Challenge:
Entries follow. Set all of them down as they stand.

Data for this exercise:

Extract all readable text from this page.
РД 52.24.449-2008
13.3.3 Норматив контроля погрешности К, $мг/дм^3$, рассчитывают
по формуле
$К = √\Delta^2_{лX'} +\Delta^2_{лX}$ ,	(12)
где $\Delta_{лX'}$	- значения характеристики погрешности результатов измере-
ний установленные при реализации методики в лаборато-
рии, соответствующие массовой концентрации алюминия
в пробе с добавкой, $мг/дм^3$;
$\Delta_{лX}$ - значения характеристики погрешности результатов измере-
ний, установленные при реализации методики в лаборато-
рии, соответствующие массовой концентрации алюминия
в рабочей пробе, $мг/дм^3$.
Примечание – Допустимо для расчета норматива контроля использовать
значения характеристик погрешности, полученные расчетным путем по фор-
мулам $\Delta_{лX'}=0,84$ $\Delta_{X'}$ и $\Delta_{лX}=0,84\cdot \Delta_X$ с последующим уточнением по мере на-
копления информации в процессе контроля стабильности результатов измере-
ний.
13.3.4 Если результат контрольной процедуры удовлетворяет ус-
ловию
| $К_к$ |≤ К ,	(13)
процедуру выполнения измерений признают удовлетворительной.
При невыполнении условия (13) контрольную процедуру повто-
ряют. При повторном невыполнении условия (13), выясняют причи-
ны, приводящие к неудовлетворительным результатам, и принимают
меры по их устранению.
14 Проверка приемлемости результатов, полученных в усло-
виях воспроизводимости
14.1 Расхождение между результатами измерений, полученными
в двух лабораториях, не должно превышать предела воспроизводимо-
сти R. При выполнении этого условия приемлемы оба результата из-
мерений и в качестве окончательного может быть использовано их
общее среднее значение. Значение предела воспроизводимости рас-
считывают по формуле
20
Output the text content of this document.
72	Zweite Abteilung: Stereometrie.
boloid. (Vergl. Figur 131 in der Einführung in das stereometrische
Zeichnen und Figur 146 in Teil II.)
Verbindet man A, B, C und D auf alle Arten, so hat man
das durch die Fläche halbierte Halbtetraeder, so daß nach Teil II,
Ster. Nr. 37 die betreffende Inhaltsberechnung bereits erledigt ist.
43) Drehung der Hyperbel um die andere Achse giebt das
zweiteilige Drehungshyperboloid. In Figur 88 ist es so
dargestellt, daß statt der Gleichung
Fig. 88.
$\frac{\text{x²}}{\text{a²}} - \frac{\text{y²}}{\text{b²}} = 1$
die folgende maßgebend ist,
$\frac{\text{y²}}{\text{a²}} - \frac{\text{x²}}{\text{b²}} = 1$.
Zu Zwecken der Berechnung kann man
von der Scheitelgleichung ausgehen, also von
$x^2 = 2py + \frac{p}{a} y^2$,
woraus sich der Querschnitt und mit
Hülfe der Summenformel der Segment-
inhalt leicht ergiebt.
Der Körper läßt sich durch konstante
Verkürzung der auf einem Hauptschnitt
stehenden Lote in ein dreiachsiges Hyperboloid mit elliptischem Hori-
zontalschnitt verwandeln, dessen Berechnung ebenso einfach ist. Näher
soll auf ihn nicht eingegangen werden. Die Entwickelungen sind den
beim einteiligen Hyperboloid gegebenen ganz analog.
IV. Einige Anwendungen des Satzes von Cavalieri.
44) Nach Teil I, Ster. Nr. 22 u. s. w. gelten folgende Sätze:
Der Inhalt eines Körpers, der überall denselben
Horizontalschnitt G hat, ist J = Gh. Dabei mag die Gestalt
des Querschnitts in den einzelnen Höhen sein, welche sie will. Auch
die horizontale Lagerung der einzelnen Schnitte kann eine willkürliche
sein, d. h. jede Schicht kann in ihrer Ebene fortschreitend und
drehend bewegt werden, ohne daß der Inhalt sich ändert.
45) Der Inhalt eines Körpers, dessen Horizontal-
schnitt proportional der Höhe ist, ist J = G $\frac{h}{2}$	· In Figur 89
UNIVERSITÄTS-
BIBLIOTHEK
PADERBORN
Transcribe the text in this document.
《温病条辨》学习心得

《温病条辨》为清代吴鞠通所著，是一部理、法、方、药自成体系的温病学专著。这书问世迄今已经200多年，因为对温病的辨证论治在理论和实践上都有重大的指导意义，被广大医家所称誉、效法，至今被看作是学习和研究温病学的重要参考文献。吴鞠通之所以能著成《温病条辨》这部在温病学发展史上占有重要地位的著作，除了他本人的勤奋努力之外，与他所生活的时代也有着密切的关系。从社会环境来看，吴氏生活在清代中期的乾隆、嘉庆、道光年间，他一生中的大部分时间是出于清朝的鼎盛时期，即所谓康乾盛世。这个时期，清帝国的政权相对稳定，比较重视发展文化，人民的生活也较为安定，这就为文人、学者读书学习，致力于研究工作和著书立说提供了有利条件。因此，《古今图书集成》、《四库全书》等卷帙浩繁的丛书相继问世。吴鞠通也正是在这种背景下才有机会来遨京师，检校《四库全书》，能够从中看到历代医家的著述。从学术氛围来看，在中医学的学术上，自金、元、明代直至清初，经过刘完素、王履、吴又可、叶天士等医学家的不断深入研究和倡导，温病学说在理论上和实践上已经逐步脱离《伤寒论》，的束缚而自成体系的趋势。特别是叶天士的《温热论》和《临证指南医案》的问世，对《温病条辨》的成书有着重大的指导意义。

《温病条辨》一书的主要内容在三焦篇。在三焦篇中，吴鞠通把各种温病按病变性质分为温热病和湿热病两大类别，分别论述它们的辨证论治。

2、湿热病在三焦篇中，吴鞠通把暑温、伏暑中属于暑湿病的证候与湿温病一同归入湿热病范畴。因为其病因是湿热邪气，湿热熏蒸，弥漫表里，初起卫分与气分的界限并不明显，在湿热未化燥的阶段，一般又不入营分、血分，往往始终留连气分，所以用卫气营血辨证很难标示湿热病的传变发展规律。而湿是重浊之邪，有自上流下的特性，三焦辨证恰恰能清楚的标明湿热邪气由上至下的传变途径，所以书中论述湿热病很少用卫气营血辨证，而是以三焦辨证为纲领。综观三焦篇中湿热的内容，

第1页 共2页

Solution for this problem:
Extract all readable text from this page.
РД 52.24.449-2008
13.3.3 Норматив контроля погрешности К, $мг/дм^3$, рассчитывают
по формуле
$К = √\Delta^2_{лX'} +\Delta^2_{лX}$ ,	(12)
где $\Delta_{лX'}$	- значения характеристики погрешности результатов измере-
ний установленные при реализации методики в лаборато-
рии, соответствующие массовой концентрации алюминия
в пробе с добавкой, $мг/дм^3$;
$\Delta_{лX}$ - значения характеристики погрешности результатов измере-
ний, установленные при реализации методики в лаборато-
рии, соответствующие массовой концентрации алюминия
в рабочей пробе, $мг/дм^3$.
Примечание – Допустимо для расчета норматива контроля использовать
значения характеристик погрешности, полученные расчетным путем по фор-
мулам $\Delta_{лX'}=0,84$ $\Delta_{X'}$ и $\Delta_{лX}=0,84\cdot \Delta_X$ с последующим уточнением по мере на-
копления информации в процессе контроля стабильности результатов измере-
ний.
13.3.4 Если результат контрольной процедуры удовлетворяет ус-
ловию
| $К_к$ |≤ К ,	(13)
процедуру выполнения измерений признают удовлетворительной.
При невыполнении условия (13) контрольную процедуру повто-
ряют. При повторном невыполнении условия (13), выясняют причи-
ны, приводящие к неудовлетворительным результатам, и принимают
меры по их устранению.
14 Проверка приемлемости результатов, полученных в усло-
виях воспроизводимости
14.1 Расхождение между результатами измерений, полученными
в двух лабораториях, не должно превышать предела воспроизводимо-
сти R. При выполнении этого условия приемлемы оба результата из-
мерений и в качестве окончательного может быть использовано их
общее среднее значение. Значение предела воспроизводимости рас-
считывают по формуле
20
Output the text content of this document.
72	Zweite Abteilung: Stereometrie.
boloid. (Vergl. Figur 131 in der Einführung in das stereometrische
Zeichnen und Figur 146 in Teil II.)
Verbindet man A, B, C und D auf alle Arten, so hat man
das durch die Fläche halbierte Halbtetraeder, so daß nach Teil II,
Ster. Nr. 37 die betreffende Inhaltsberechnung bereits erledigt ist.
43) Drehung der Hyperbel um die andere Achse giebt das
zweiteilige Drehungshyperboloid. In Figur 88 ist es so
dargestellt, daß statt der Gleichung
Fig. 88.
$\frac{\text{x²}}{\text{a²}} - \frac{\text{y²}}{\text{b²}} = 1$
die folgende maßgebend ist,
$\frac{\text{y²}}{\text{a²}} - \frac{\text{x²}}{\text{b²}} = 1$.
Zu Zwecken der Berechnung kann man
von der Scheitelgleichung ausgehen, also von
$x^2 = 2py + \frac{p}{a} y^2$,
woraus sich der Querschnitt und mit
Hülfe der Summenformel der Segment-
inhalt leicht ergiebt.
Der Körper läßt sich durch konstante
Verkürzung der auf einem Hauptschnitt
stehenden Lote in ein dreiachsiges Hyperboloid mit elliptischem Hori-
zontalschnitt verwandeln, dessen Berechnung ebenso einfach ist. Näher
soll auf ihn nicht eingegangen werden. Die Entwickelungen sind den
beim einteiligen Hyperboloid gegebenen ganz analog.
IV. Einige Anwendungen des Satzes von Cavalieri.
44) Nach Teil I, Ster. Nr. 22 u. s. w. gelten folgende Sätze:
Der Inhalt eines Körpers, der überall denselben
Horizontalschnitt G hat, ist J = Gh. Dabei mag die Gestalt
des Querschnitts in den einzelnen Höhen sein, welche sie will. Auch
die horizontale Lagerung der einzelnen Schnitte kann eine willkürliche
sein, d. h. jede Schicht kann in ihrer Ebene fortschreitend und
drehend bewegt werden, ohne daß der Inhalt sich ändert.
45) Der Inhalt eines Körpers, dessen Horizontal-
schnitt proportional der Höhe ist, ist J = G $\frac{h}{2}$	· In Figur 89
UNIVERSITÄTS-
BIBLIOTHEK
PADERBORN
Transcribe the text in this document.
《温病条辨》学习心得

《温病条辨》为清代吴鞠通所著，是一部理、法、方、药自成体系的温病学专著。这书问世迄今已经200多年，因为对温病的辨证论治在理论和实践上都有重大的指导意义，被广大医家所称誉、效法，至今被看作是学习和研究温病学的重要参考文献。吴鞠通之所以能著成《温病条辨》这部在温病学发展史上占有重要地位的著作，除了他本人的勤奋努力之外，与他所生活的时代也有着密切的关系。从社会环境来看，吴氏生活在清代中期的乾隆、嘉庆、道光年间，他一生中的大部分时间是出于清朝的鼎盛时期，即所谓康乾盛世。这个时期，清帝国的政权相对稳定，比较重视发展文化，人民的生活也较为安定，这就为文人、学者读书学习，致力于研究工作和著书立说提供了有利条件。因此，《古今图书集成》、《四库全书》等卷帙浩繁的丛书相继问世。吴鞠通也正是在这种背景下才有机会来遨京师，检校《四库全书》，能够从中看到历代医家的著述。从学术氛围来看，在中医学的学术上，自金、元、明代直至清初，经过刘完素、王履、吴又可、叶天士等医学家的不断深入研究和倡导，温病学说在理论上和实践上已经逐步脱离《伤寒论》，的束缚而自成体系的趋势。特别是叶天士的《温热论》和《临证指南医案》的问世，对《温病条辨》的成书有着重大的指导意义。

《温病条辨》一书的主要内容在三焦篇。在三焦篇中，吴鞠通把各种温病按病变性质分为温热病和湿热病两大类别，分别论述它们的辨证论治。

2、湿热病在三焦篇中，吴鞠通把暑温、伏暑中属于暑湿病的证候与湿温病一同归入湿热病范畴。因为其病因是湿热邪气，湿热熏蒸，弥漫表里，初起卫分与气分的界限并不明显，在湿热未化燥的阶段，一般又不入营分、血分，往往始终留连气分，所以用卫气营血辨证很难标示湿热病的传变发展规律。而湿是重浊之邪，有自上流下的特性，三焦辨证恰恰能清楚的标明湿热邪气由上至下的传变途径，所以书中论述湿热病很少用卫气营血辨证，而是以三焦辨证为纲领。综观三焦篇中湿热的内容，

第1页 共2页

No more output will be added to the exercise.